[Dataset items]
<<<<
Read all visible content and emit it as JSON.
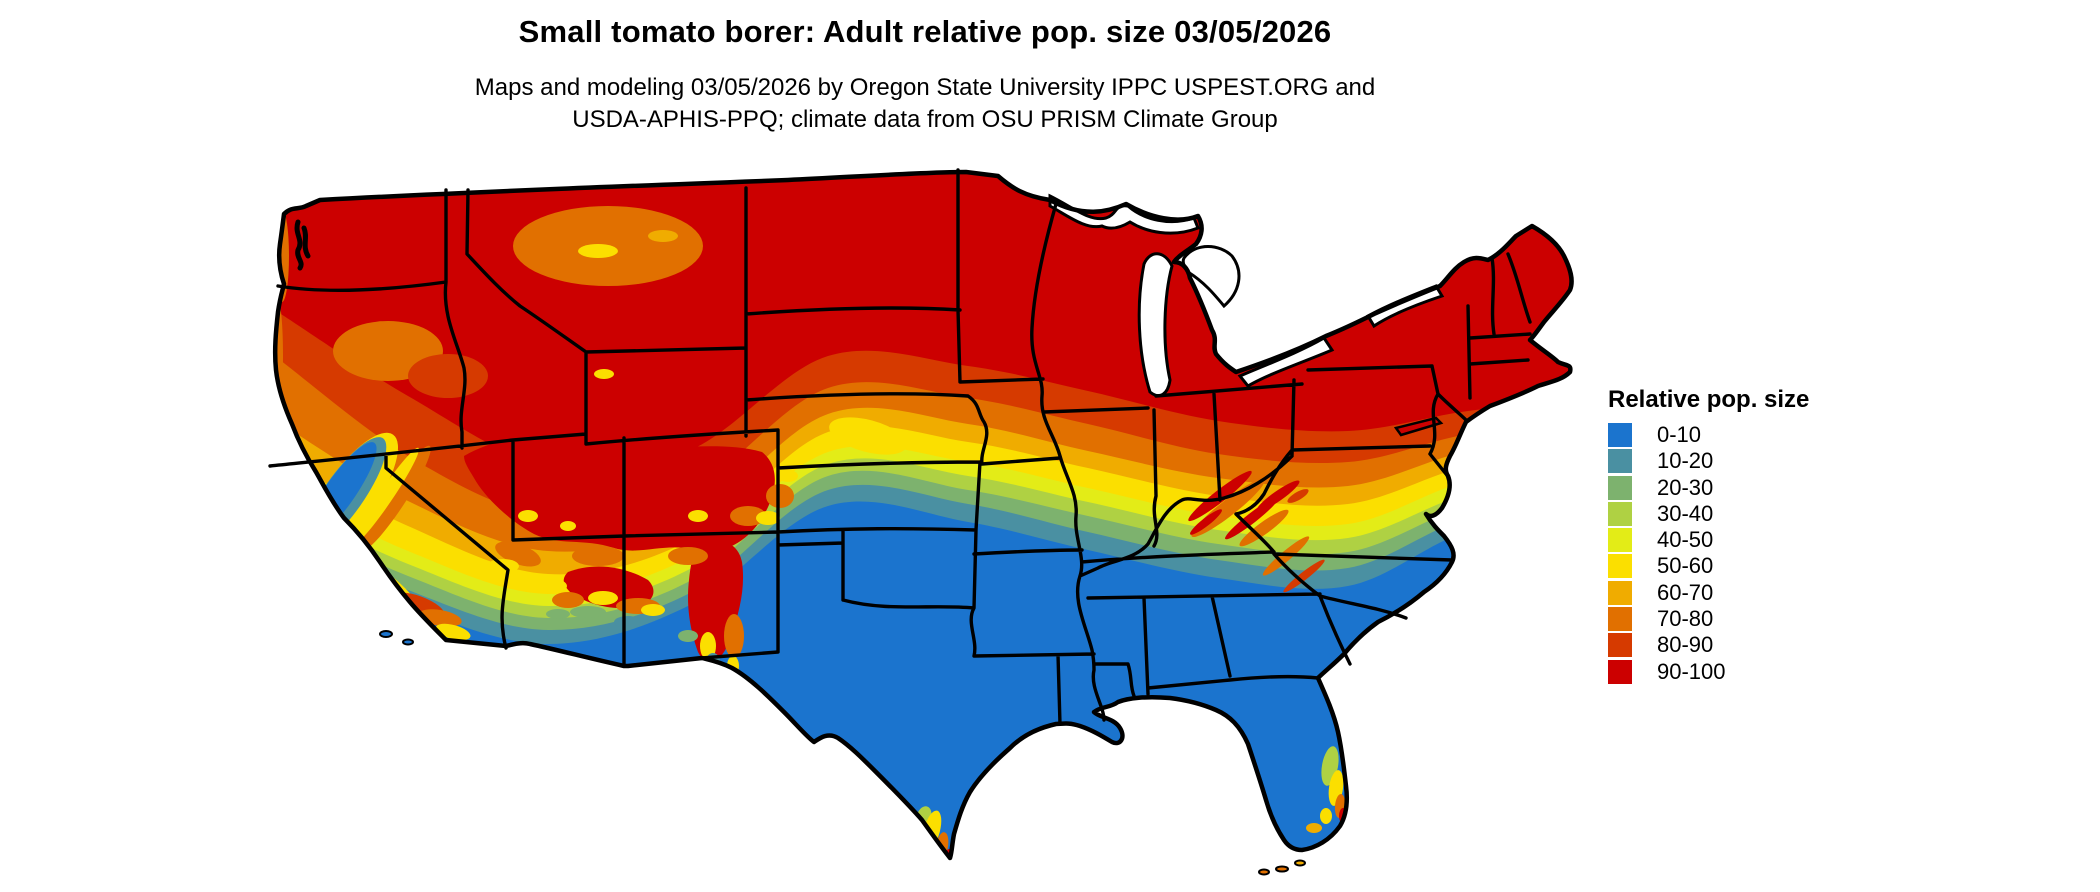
{
  "header": {
    "title": "Small tomato borer: Adult relative pop. size 03/05/2026",
    "subtitle_line1": "Maps and modeling 03/05/2026 by Oregon State University IPPC USPEST.ORG and",
    "subtitle_line2": "USDA-APHIS-PPQ; climate data from OSU PRISM Climate Group"
  },
  "legend": {
    "title": "Relative pop. size",
    "entries": [
      {
        "label": "0-10",
        "color": "#1B74CE"
      },
      {
        "label": "10-20",
        "color": "#4A90A2"
      },
      {
        "label": "20-30",
        "color": "#7DB26E"
      },
      {
        "label": "30-40",
        "color": "#AFD143"
      },
      {
        "label": "40-50",
        "color": "#E3EC17"
      },
      {
        "label": "50-60",
        "color": "#FBDF00"
      },
      {
        "label": "60-70",
        "color": "#F0AC00"
      },
      {
        "label": "70-80",
        "color": "#E17000"
      },
      {
        "label": "80-90",
        "color": "#D63A00"
      },
      {
        "label": "90-100",
        "color": "#CC0000"
      }
    ]
  },
  "chart_data": {
    "type": "heatmap",
    "subtype": "choropleth-raster-map",
    "title": "Small tomato borer: Adult relative pop. size 03/05/2026",
    "subtitle": "Maps and modeling 03/05/2026 by Oregon State University IPPC USPEST.ORG and USDA-APHIS-PPQ; climate data from OSU PRISM Climate Group",
    "species": "Small tomato borer",
    "metric": "Adult relative pop. size",
    "date": "03/05/2026",
    "region": "Contiguous United States",
    "legend_title": "Relative pop. size",
    "legend_position": "right",
    "value_range": [
      0,
      100
    ],
    "classes": [
      {
        "range": "0-10",
        "min": 0,
        "max": 10,
        "color": "#1B74CE"
      },
      {
        "range": "10-20",
        "min": 10,
        "max": 20,
        "color": "#4A90A2"
      },
      {
        "range": "20-30",
        "min": 20,
        "max": 30,
        "color": "#7DB26E"
      },
      {
        "range": "30-40",
        "min": 30,
        "max": 40,
        "color": "#AFD143"
      },
      {
        "range": "40-50",
        "min": 40,
        "max": 50,
        "color": "#E3EC17"
      },
      {
        "range": "50-60",
        "min": 50,
        "max": 60,
        "color": "#FBDF00"
      },
      {
        "range": "60-70",
        "min": 60,
        "max": 70,
        "color": "#F0AC00"
      },
      {
        "range": "70-80",
        "min": 70,
        "max": 80,
        "color": "#E17000"
      },
      {
        "range": "80-90",
        "min": 80,
        "max": 90,
        "color": "#D63A00"
      },
      {
        "range": "90-100",
        "min": 90,
        "max": 100,
        "color": "#CC0000"
      }
    ],
    "spatial_pattern": "Latitudinal gradient: high relative population size (90-100, red) across the northern tier, grading south through orange, yellow and green bands to low values (0-10, blue) across the entire southern U.S.",
    "regional_values": [
      {
        "region": "Northern tier: WA/OR/ID/MT/WY/ND/SD/MN/WI/MI, Great Lakes states, NY, PA, New England",
        "value_range": "80-100"
      },
      {
        "region": "Great Basin and Rockies: NV, UT, CO, N AZ, central NM mountains",
        "value_range": "70-100 with 40-60 pockets"
      },
      {
        "region": "Central transition band: NE, KS, IA, MO, IL, IN, OH valley, KY, WV, MD, VA",
        "value_range": "20-70 north-to-south gradient"
      },
      {
        "region": "California Central Valley and south coast",
        "value_range": "0-20"
      },
      {
        "region": "Southern tier: S CA, S AZ/NM deserts, TX, OK, Gulf states, TN, SE coast, FL",
        "value_range": "0-10"
      },
      {
        "region": "Appalachian ridges (WV/VA/E TN/W NC)",
        "value_range": "60-100 narrow streaks"
      },
      {
        "region": "South Florida Atlantic coast and Keys",
        "value_range": "30-90 pockets"
      },
      {
        "region": "Southern tip of Texas",
        "value_range": "40-90 pockets"
      }
    ],
    "projection": "conic (Albers-type), state boundaries drawn in black",
    "no_data_areas": [
      "Great Lakes (white)",
      "ocean/Mexico/Canada (white)"
    ]
  }
}
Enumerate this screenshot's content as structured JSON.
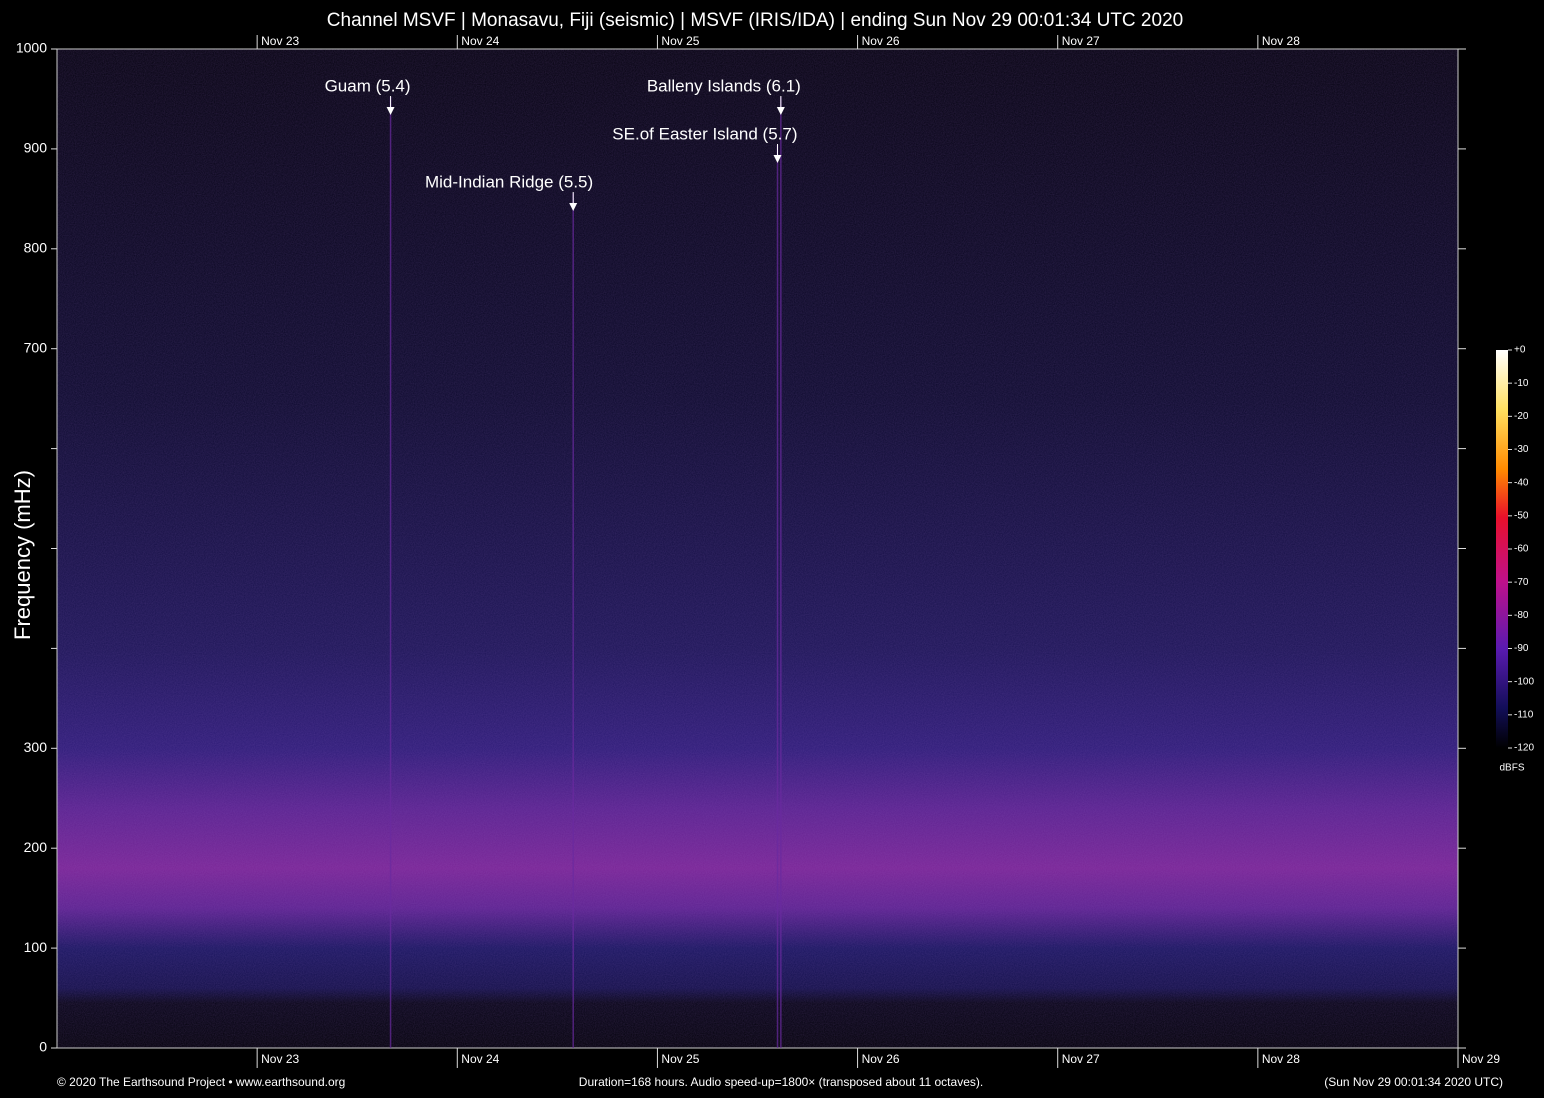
{
  "chart_data": {
    "type": "spectrogram",
    "title": "Channel MSVF | Monasavu, Fiji (seismic) | MSVF (IRIS/IDA) | ending Sun Nov 29 00:01:34 UTC 2020",
    "y_label": "Frequency (mHz)",
    "ylim": [
      0,
      1000
    ],
    "yticks": [
      0,
      100,
      200,
      300,
      {
        "value": 400,
        "label": null
      },
      {
        "value": 500,
        "label": null
      },
      {
        "value": 600,
        "label": null
      },
      700,
      800,
      900,
      1000
    ],
    "xlim": [
      0,
      168
    ],
    "xticks": [
      {
        "value": 24,
        "label": "Nov 23"
      },
      {
        "value": 48,
        "label": "Nov 24"
      },
      {
        "value": 72,
        "label": "Nov 25"
      },
      {
        "value": 96,
        "label": "Nov 26"
      },
      {
        "value": 120,
        "label": "Nov 27"
      },
      {
        "value": 144,
        "label": "Nov 28"
      },
      {
        "value": 168,
        "label": "Nov 29"
      }
    ],
    "events": [
      {
        "label": "Guam (5.4)",
        "x": 40
      },
      {
        "label": "Balleny Islands (6.1)",
        "x": 86.8
      },
      {
        "label": "SE.of Easter Island (5.7)",
        "x": 86.4
      },
      {
        "label": "Mid-Indian Ridge (5.5)",
        "x": 61.9
      }
    ],
    "colorbar": {
      "unit": "dBFS",
      "lim": [
        -120,
        0
      ],
      "ticks": [
        {
          "value": 0,
          "label": "+0"
        },
        -10,
        -20,
        -30,
        -40,
        -50,
        -60,
        -70,
        -80,
        -90,
        -100,
        -110,
        -120
      ]
    },
    "footer": {
      "left": "© 2020 The Earthsound Project • www.earthsound.org",
      "center": "Duration=168 hours. Audio speed-up=1800× (transposed about 11 octaves).",
      "right": "(Sun Nov 29 00:01:34 2020 UTC)"
    }
  }
}
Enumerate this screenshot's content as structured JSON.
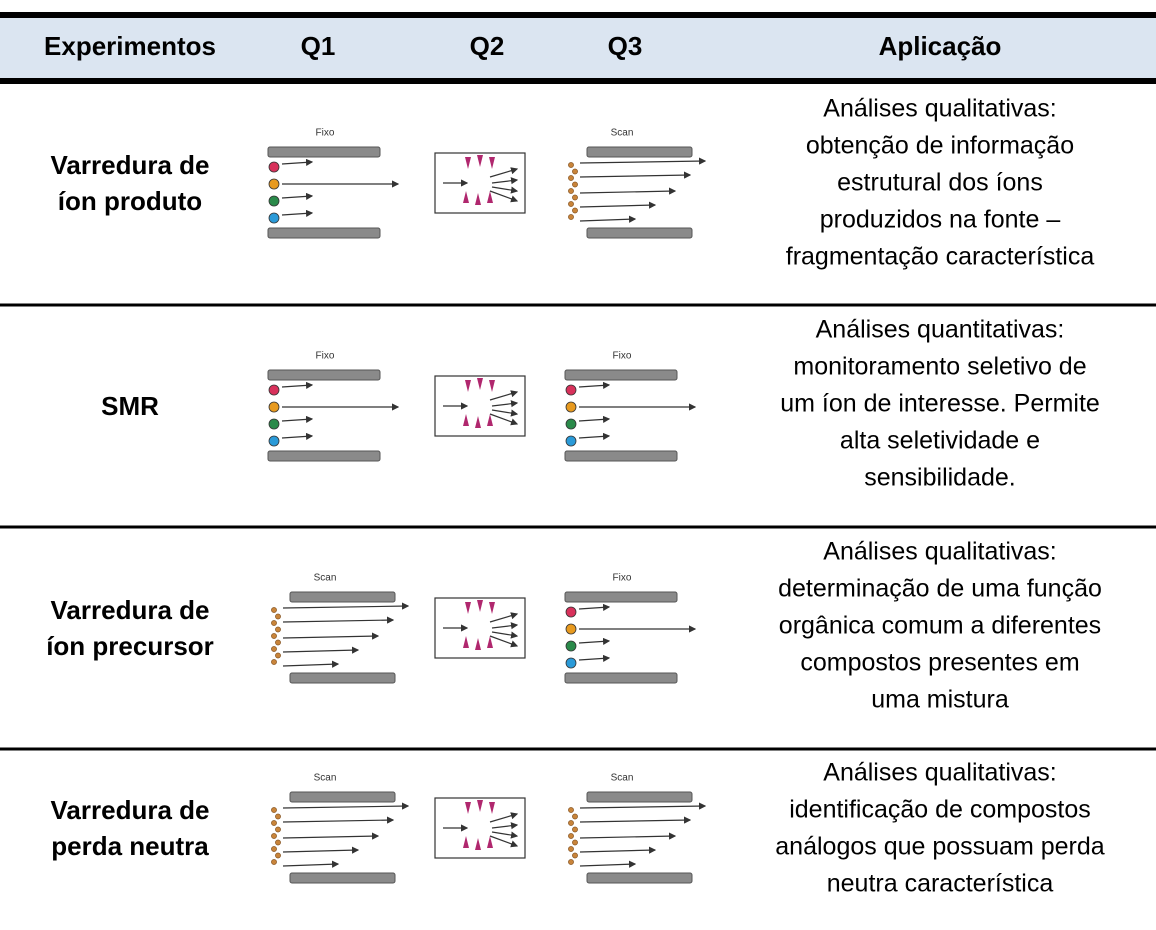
{
  "table": {
    "header": [
      "Experimentos",
      "Q1",
      "Q2",
      "Q3",
      "Aplicação"
    ],
    "rows": [
      {
        "name": [
          "Varredura de",
          "íon produto"
        ],
        "q1": "Fixo",
        "q3": "Scan",
        "application": [
          "Análises qualitativas:",
          "obtenção de informação",
          "estrutural dos íons",
          "produzidos na fonte –",
          "fragmentação característica"
        ]
      },
      {
        "name": [
          "SMR"
        ],
        "q1": "Fixo",
        "q3": "Fixo",
        "application": [
          "Análises quantitativas:",
          "monitoramento seletivo de",
          "um íon de interesse. Permite",
          "alta seletividade e",
          "sensibilidade."
        ]
      },
      {
        "name": [
          "Varredura de",
          "íon precursor"
        ],
        "q1": "Scan",
        "q3": "Fixo",
        "application": [
          "Análises qualitativas:",
          "determinação de uma função",
          "orgânica comum a diferentes",
          "compostos presentes em",
          "uma mistura"
        ]
      },
      {
        "name": [
          "Varredura de",
          "perda neutra"
        ],
        "q1": "Scan",
        "q3": "Scan",
        "application": [
          "Análises qualitativas:",
          "identificação de compostos",
          "análogos que possuam perda",
          "neutra característica"
        ]
      }
    ]
  }
}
>>>>
-- INSTRUCTIONS TO FOLLOW --
Select all lines in the listing that include the word "size".

-- SOLVED EXERCISE --
    "title": "Small tomato borer: Adult relative pop. size 03/05/2026",
    "title": "Relative pop. size",
    "title": "Small tomato borer: Adult relative pop. size 03/05/2026",
    "metric": "Adult relative pop. size",
    "legend_title": "Relative pop. size",
    "spatial_pattern": "Latitudinal gradient: high relative population size (90-100, red) across the northern tier, grading south through orange, yellow and green bands to low values (0-10, blue) across the entire southern U.S.",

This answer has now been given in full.